### Recorded information

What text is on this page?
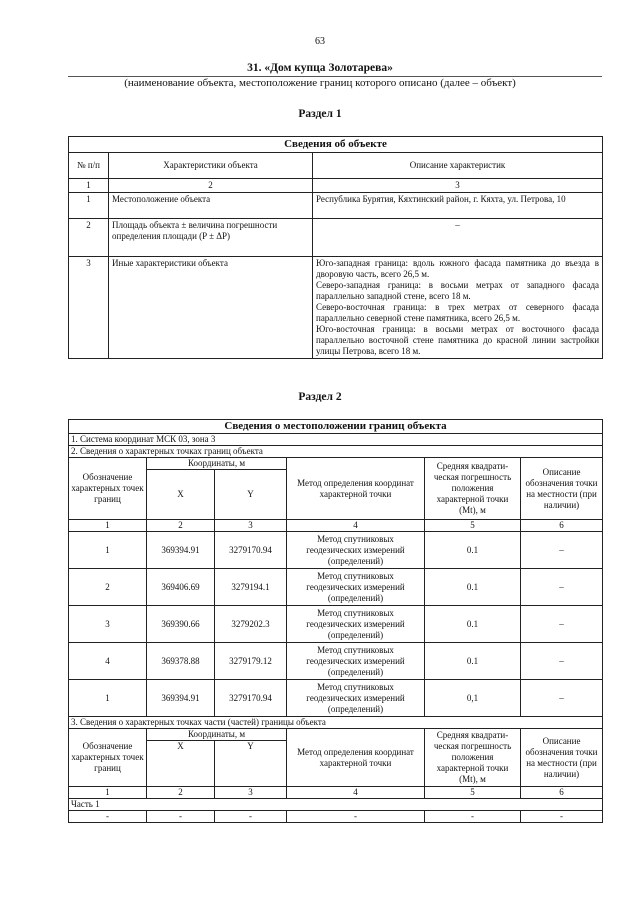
63
31. «Дом купца Золотарева»
(наименование объекта, местоположение границ которого описано (далее – объект)
Раздел 1
Сведения об объекте		
№ п/п	Характеристики объекта	Описание характеристик
1	2	3
1	Местоположение объекта	Республика Бурятия, Кяхтинский район, г. Кяхта, ул. Петрова, 10
2	Площадь объекта ± величина погрешности определения площади (P ± ΔP)	–
3	Иные характеристики объекта	Юго-западная граница: вдоль южного фасада памятника до въезда в дворовую часть, всего 26,5 м.
Северо-западная граница: в восьми метрах от западного фасада параллельно западной стене, всего 18 м.
Северо-восточная граница: в трех метрах от северного фасада параллельно северной стене памятника, всего 26,5 м.
Юго-восточная граница: в восьми метрах от восточного фасада параллельно восточной стене памятника до красной линии застройки улицы Петрова, всего 18 м.
Раздел 2
Сведения о местоположении границ объекта					
1. Система координат МСК 03, зона 3					
2. Сведения о характерных точках границ объекта					
Обозначение характерных точек границ	Координаты, м		Метод определения координат характерной точки	Средняя квадрати-ческая погрешность положения характерной точки (Мt), м	Описание обозначения точки на местности (при наличии)
	X	Y			
1	2	3	4	5	6
1	369394.91	3279170.94	Метод спутниковых геодезических измерений (определений)	0.1	–
2	369406.69	3279194.1	Метод спутниковых геодезических измерений (определений)	0.1	–
3	369390.66	3279202.3	Метод спутниковых геодезических измерений (определений)	0.1	–
4	369378.88	3279179.12	Метод спутниковых геодезических измерений (определений)	0.1	–
1	369394.91	3279170.94	Метод спутниковых геодезических измерений (определений)	0,1	–
3. Сведения о характерных точках части (частей) границы объекта					
Обозначение характерных точек границ	Координаты, м		Метод определения координат характерной точки	Средняя квадрати-ческая погрешность положения характерной точки (Мt), м	Описание обозначения точки на местности (при наличии)
	X	Y			
1	2	3	4	5	6
Часть 1					
-	-	-	-	-	-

### Short exercise
Omit the pictures, then quote the rest of the material above exactly.

### Written reply
What text is on this page?
63
31. «Дом купца Золотарева»
(наименование объекта, местоположение границ которого описано (далее – объект)
Раздел 1
Сведения об объекте		
№ п/п	Характеристики объекта	Описание характеристик
1	2	3
1	Местоположение объекта	Республика Бурятия, Кяхтинский район, г. Кяхта, ул. Петрова, 10
2	Площадь объекта ± величина погрешности определения площади (P ± ΔP)	–
3	Иные характеристики объекта	Юго-западная граница: вдоль южного фасада памятника до въезда в дворовую часть, всего 26,5 м.
Северо-западная граница: в восьми метрах от западного фасада параллельно западной стене, всего 18 м.
Северо-восточная граница: в трех метрах от северного фасада параллельно северной стене памятника, всего 26,5 м.
Юго-восточная граница: в восьми метрах от восточного фасада параллельно восточной стене памятника до красной линии застройки улицы Петрова, всего 18 м.
Раздел 2
Сведения о местоположении границ объекта					
1. Система координат МСК 03, зона 3					
2. Сведения о характерных точках границ объекта					
Обозначение характерных точек границ	Координаты, м		Метод определения координат характерной точки	Средняя квадрати-ческая погрешность положения характерной точки (Мt), м	Описание обозначения точки на местности (при наличии)
	X	Y			
1	2	3	4	5	6
1	369394.91	3279170.94	Метод спутниковых геодезических измерений (определений)	0.1	–
2	369406.69	3279194.1	Метод спутниковых геодезических измерений (определений)	0.1	–
3	369390.66	3279202.3	Метод спутниковых геодезических измерений (определений)	0.1	–
4	369378.88	3279179.12	Метод спутниковых геодезических измерений (определений)	0.1	–
1	369394.91	3279170.94	Метод спутниковых геодезических измерений (определений)	0,1	–
3. Сведения о характерных точках части (частей) границы объекта					
Обозначение характерных точек границ	Координаты, м		Метод определения координат характерной точки	Средняя квадрати-ческая погрешность положения характерной точки (Мt), м	Описание обозначения точки на местности (при наличии)
	X	Y			
1	2	3	4	5	6
Часть 1					
-	-	-	-	-	-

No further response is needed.